[Stored records]
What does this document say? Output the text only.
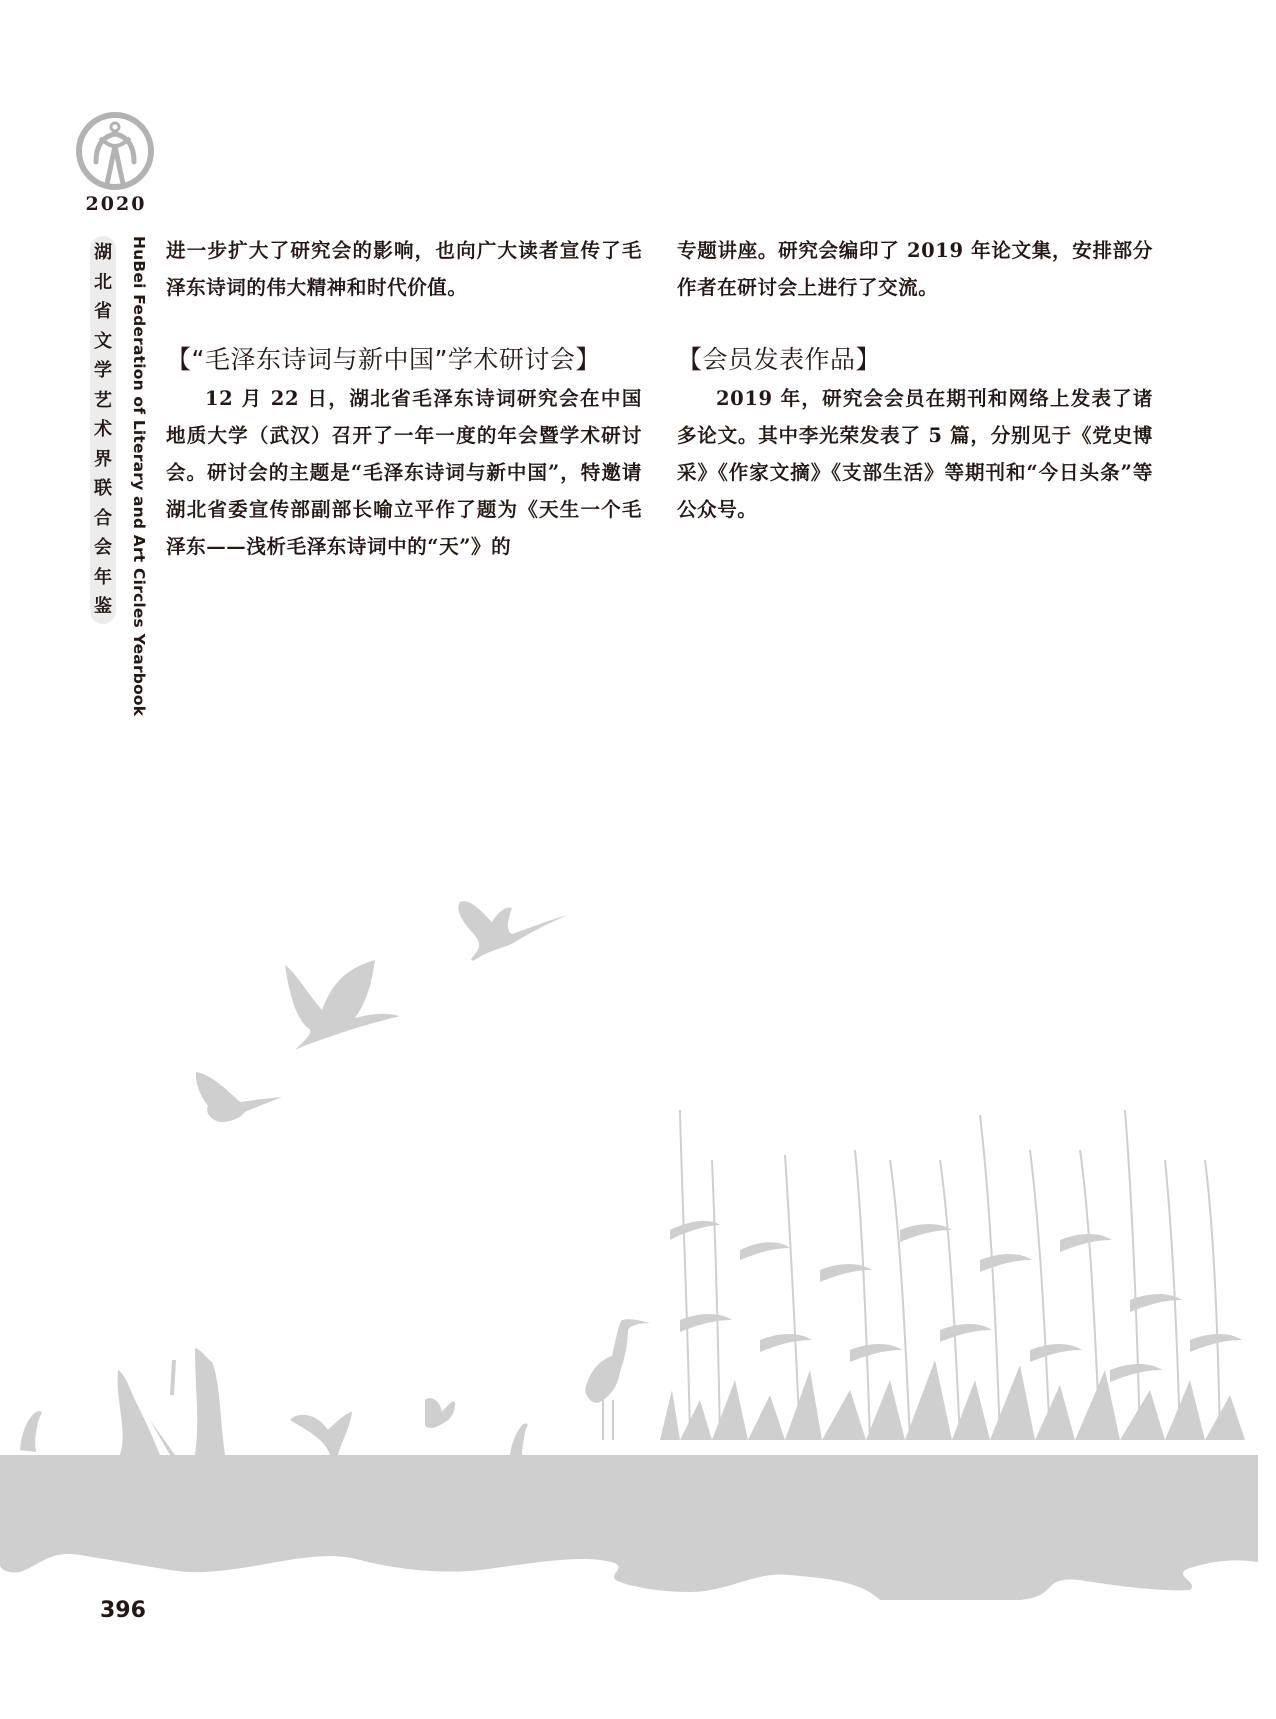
2020
湖
北
省
文
学
艺
术
界
联
合
会
年
鉴 HuBei Federation of Literary and Art Circles Yearbook 进一步扩大了研究会的影响，也向广大读者宣传了毛泽东诗词的伟大精神和时代价值。

【“毛泽东诗词与新中国”学术研讨会】

12 月 22 日，湖北省毛泽东诗词研究会在中国地质大学（武汉）召开了一年一度的年会暨学术研讨会。研讨会的主题是“毛泽东诗词与新中国”，特邀请湖北省委宣传部副部长喻立平作了题为《天生一个毛泽东——浅析毛泽东诗词中的“天”》的

专题讲座。研究会编印了 2019 年论文集，安排部分作者在研讨会上进行了交流。

【会员发表作品】

2019 年，研究会会员在期刊和网络上发表了诸多论文。其中李光荣发表了 5 篇，分别见于《党史博采》《作家文摘》《支部生活》等期刊和“今日头条”等公众号。

396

### Task prompt
Transcribe all the data word for word; the images stay out.

### Result of this exercise
What does this document say? Output the text only.
2020
湖
北
省
文
学
艺
术
界
联
合
会
年
鉴 HuBei Federation of Literary and Art Circles Yearbook 进一步扩大了研究会的影响，也向广大读者宣传了毛泽东诗词的伟大精神和时代价值。

【“毛泽东诗词与新中国”学术研讨会】

12 月 22 日，湖北省毛泽东诗词研究会在中国地质大学（武汉）召开了一年一度的年会暨学术研讨会。研讨会的主题是“毛泽东诗词与新中国”，特邀请湖北省委宣传部副部长喻立平作了题为《天生一个毛泽东——浅析毛泽东诗词中的“天”》的

专题讲座。研究会编印了 2019 年论文集，安排部分作者在研讨会上进行了交流。

【会员发表作品】

2019 年，研究会会员在期刊和网络上发表了诸多论文。其中李光荣发表了 5 篇，分别见于《党史博采》《作家文摘》《支部生活》等期刊和“今日头条”等公众号。

396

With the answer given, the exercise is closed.